Quote every line below exactly as it reads.

[Records about charts and figures]
● ● ●
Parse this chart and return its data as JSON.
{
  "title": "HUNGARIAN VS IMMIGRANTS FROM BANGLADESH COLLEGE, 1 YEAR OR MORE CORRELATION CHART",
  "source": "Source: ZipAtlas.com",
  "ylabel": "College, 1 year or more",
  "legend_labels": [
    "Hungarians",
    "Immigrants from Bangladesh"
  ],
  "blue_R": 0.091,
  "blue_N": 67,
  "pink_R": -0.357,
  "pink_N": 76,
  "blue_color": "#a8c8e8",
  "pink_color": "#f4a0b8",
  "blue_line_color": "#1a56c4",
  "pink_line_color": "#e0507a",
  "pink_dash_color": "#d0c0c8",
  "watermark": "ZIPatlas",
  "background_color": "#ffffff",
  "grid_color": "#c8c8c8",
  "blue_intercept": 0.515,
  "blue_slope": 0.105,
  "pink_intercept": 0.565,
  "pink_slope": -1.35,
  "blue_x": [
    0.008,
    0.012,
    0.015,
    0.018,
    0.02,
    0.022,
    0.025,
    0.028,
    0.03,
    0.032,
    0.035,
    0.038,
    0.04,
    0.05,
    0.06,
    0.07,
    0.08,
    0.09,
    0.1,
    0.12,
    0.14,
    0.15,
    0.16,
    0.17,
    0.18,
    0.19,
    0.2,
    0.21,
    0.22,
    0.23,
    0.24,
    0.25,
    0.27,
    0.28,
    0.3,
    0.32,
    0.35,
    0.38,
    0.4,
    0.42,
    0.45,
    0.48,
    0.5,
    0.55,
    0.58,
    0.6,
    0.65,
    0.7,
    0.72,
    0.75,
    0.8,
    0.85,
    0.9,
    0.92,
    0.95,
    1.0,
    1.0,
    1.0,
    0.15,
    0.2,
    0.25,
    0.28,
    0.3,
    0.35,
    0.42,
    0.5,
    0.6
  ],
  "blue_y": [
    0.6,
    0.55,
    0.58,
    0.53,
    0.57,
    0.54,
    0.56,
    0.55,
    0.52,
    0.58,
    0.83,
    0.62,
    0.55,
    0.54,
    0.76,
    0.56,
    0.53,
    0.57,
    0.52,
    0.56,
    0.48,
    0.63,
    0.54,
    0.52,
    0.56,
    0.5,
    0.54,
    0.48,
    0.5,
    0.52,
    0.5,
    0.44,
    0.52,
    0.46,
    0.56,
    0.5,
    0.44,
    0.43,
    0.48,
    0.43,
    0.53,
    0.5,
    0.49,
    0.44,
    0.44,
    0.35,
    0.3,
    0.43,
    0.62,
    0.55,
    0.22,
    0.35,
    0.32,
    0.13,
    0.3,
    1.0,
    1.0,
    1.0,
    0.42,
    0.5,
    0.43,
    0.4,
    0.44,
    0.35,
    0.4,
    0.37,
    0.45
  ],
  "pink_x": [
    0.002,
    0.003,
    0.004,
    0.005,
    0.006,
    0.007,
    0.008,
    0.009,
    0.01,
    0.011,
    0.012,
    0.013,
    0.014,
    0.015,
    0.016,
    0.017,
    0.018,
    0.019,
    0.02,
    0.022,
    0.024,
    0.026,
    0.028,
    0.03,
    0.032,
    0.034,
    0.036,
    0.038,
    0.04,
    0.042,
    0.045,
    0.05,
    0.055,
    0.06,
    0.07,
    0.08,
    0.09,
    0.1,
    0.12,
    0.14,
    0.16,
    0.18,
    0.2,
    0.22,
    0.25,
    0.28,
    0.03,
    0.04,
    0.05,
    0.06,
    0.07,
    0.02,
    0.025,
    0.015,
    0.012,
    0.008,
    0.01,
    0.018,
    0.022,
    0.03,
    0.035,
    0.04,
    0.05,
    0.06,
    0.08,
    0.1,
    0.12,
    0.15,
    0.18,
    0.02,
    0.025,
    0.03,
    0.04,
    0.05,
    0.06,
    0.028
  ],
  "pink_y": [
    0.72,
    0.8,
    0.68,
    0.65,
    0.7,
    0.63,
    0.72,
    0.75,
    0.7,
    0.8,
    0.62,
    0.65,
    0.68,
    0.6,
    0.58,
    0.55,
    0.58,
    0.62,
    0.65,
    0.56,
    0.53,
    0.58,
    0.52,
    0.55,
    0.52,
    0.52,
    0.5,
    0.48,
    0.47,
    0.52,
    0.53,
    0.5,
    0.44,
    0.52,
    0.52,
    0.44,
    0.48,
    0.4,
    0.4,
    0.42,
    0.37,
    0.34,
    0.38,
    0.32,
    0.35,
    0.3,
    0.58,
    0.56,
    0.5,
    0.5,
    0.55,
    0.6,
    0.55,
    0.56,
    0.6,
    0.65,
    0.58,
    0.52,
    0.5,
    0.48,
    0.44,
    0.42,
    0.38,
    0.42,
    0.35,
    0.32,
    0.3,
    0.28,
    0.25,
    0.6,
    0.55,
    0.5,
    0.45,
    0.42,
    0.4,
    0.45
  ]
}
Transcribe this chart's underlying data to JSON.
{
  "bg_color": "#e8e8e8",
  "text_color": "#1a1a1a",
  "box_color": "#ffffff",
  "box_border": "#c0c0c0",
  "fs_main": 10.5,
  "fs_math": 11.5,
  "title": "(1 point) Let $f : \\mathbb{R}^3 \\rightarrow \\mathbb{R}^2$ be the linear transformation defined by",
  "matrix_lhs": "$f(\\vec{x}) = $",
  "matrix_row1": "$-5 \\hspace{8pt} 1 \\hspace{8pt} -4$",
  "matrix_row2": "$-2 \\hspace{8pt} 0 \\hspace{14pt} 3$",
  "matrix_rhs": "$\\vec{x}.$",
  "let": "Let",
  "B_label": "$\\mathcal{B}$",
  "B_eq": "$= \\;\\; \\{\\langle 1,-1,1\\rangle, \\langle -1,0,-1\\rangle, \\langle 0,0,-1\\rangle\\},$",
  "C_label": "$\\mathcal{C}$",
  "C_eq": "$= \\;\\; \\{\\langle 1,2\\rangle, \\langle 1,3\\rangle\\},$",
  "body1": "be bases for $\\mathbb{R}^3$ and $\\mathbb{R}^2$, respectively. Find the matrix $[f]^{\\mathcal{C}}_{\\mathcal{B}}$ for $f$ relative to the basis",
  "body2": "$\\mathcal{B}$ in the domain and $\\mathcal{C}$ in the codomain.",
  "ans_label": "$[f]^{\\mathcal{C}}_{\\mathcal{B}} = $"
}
● ● ●
### Solved exercise
Parse this chart and return its data as JSON.
{
  "title": "HUNGARIAN VS IMMIGRANTS FROM BANGLADESH COLLEGE, 1 YEAR OR MORE CORRELATION CHART",
  "source": "Source: ZipAtlas.com",
  "ylabel": "College, 1 year or more",
  "legend_labels": [
    "Hungarians",
    "Immigrants from Bangladesh"
  ],
  "blue_R": 0.091,
  "blue_N": 67,
  "pink_R": -0.357,
  "pink_N": 76,
  "blue_color": "#a8c8e8",
  "pink_color": "#f4a0b8",
  "blue_line_color": "#1a56c4",
  "pink_line_color": "#e0507a",
  "pink_dash_color": "#d0c0c8",
  "watermark": "ZIPatlas",
  "background_color": "#ffffff",
  "grid_color": "#c8c8c8",
  "blue_intercept": 0.515,
  "blue_slope": 0.105,
  "pink_intercept": 0.565,
  "pink_slope": -1.35,
  "blue_x": [
    0.008,
    0.012,
    0.015,
    0.018,
    0.02,
    0.022,
    0.025,
    0.028,
    0.03,
    0.032,
    0.035,
    0.038,
    0.04,
    0.05,
    0.06,
    0.07,
    0.08,
    0.09,
    0.1,
    0.12,
    0.14,
    0.15,
    0.16,
    0.17,
    0.18,
    0.19,
    0.2,
    0.21,
    0.22,
    0.23,
    0.24,
    0.25,
    0.27,
    0.28,
    0.3,
    0.32,
    0.35,
    0.38,
    0.4,
    0.42,
    0.45,
    0.48,
    0.5,
    0.55,
    0.58,
    0.6,
    0.65,
    0.7,
    0.72,
    0.75,
    0.8,
    0.85,
    0.9,
    0.92,
    0.95,
    1.0,
    1.0,
    1.0,
    0.15,
    0.2,
    0.25,
    0.28,
    0.3,
    0.35,
    0.42,
    0.5,
    0.6
  ],
  "blue_y": [
    0.6,
    0.55,
    0.58,
    0.53,
    0.57,
    0.54,
    0.56,
    0.55,
    0.52,
    0.58,
    0.83,
    0.62,
    0.55,
    0.54,
    0.76,
    0.56,
    0.53,
    0.57,
    0.52,
    0.56,
    0.48,
    0.63,
    0.54,
    0.52,
    0.56,
    0.5,
    0.54,
    0.48,
    0.5,
    0.52,
    0.5,
    0.44,
    0.52,
    0.46,
    0.56,
    0.5,
    0.44,
    0.43,
    0.48,
    0.43,
    0.53,
    0.5,
    0.49,
    0.44,
    0.44,
    0.35,
    0.3,
    0.43,
    0.62,
    0.55,
    0.22,
    0.35,
    0.32,
    0.13,
    0.3,
    1.0,
    1.0,
    1.0,
    0.42,
    0.5,
    0.43,
    0.4,
    0.44,
    0.35,
    0.4,
    0.37,
    0.45
  ],
  "pink_x": [
    0.002,
    0.003,
    0.004,
    0.005,
    0.006,
    0.007,
    0.008,
    0.009,
    0.01,
    0.011,
    0.012,
    0.013,
    0.014,
    0.015,
    0.016,
    0.017,
    0.018,
    0.019,
    0.02,
    0.022,
    0.024,
    0.026,
    0.028,
    0.03,
    0.032,
    0.034,
    0.036,
    0.038,
    0.04,
    0.042,
    0.045,
    0.05,
    0.055,
    0.06,
    0.07,
    0.08,
    0.09,
    0.1,
    0.12,
    0.14,
    0.16,
    0.18,
    0.2,
    0.22,
    0.25,
    0.28,
    0.03,
    0.04,
    0.05,
    0.06,
    0.07,
    0.02,
    0.025,
    0.015,
    0.012,
    0.008,
    0.01,
    0.018,
    0.022,
    0.03,
    0.035,
    0.04,
    0.05,
    0.06,
    0.08,
    0.1,
    0.12,
    0.15,
    0.18,
    0.02,
    0.025,
    0.03,
    0.04,
    0.05,
    0.06,
    0.028
  ],
  "pink_y": [
    0.72,
    0.8,
    0.68,
    0.65,
    0.7,
    0.63,
    0.72,
    0.75,
    0.7,
    0.8,
    0.62,
    0.65,
    0.68,
    0.6,
    0.58,
    0.55,
    0.58,
    0.62,
    0.65,
    0.56,
    0.53,
    0.58,
    0.52,
    0.55,
    0.52,
    0.52,
    0.5,
    0.48,
    0.47,
    0.52,
    0.53,
    0.5,
    0.44,
    0.52,
    0.52,
    0.44,
    0.48,
    0.4,
    0.4,
    0.42,
    0.37,
    0.34,
    0.38,
    0.32,
    0.35,
    0.3,
    0.58,
    0.56,
    0.5,
    0.5,
    0.55,
    0.6,
    0.55,
    0.56,
    0.6,
    0.65,
    0.58,
    0.52,
    0.5,
    0.48,
    0.44,
    0.42,
    0.38,
    0.42,
    0.35,
    0.32,
    0.3,
    0.28,
    0.25,
    0.6,
    0.55,
    0.5,
    0.45,
    0.42,
    0.4,
    0.45
  ]
}
Transcribe this chart's underlying data to JSON.
{
  "bg_color": "#e8e8e8",
  "text_color": "#1a1a1a",
  "box_color": "#ffffff",
  "box_border": "#c0c0c0",
  "fs_main": 10.5,
  "fs_math": 11.5,
  "title": "(1 point) Let $f : \\mathbb{R}^3 \\rightarrow \\mathbb{R}^2$ be the linear transformation defined by",
  "matrix_lhs": "$f(\\vec{x}) = $",
  "matrix_row1": "$-5 \\hspace{8pt} 1 \\hspace{8pt} -4$",
  "matrix_row2": "$-2 \\hspace{8pt} 0 \\hspace{14pt} 3$",
  "matrix_rhs": "$\\vec{x}.$",
  "let": "Let",
  "B_label": "$\\mathcal{B}$",
  "B_eq": "$= \\;\\; \\{\\langle 1,-1,1\\rangle, \\langle -1,0,-1\\rangle, \\langle 0,0,-1\\rangle\\},$",
  "C_label": "$\\mathcal{C}$",
  "C_eq": "$= \\;\\; \\{\\langle 1,2\\rangle, \\langle 1,3\\rangle\\},$",
  "body1": "be bases for $\\mathbb{R}^3$ and $\\mathbb{R}^2$, respectively. Find the matrix $[f]^{\\mathcal{C}}_{\\mathcal{B}}$ for $f$ relative to the basis",
  "body2": "$\\mathcal{B}$ in the domain and $\\mathcal{C}$ in the codomain.",
  "ans_label": "$[f]^{\\mathcal{C}}_{\\mathcal{B}} = $"
}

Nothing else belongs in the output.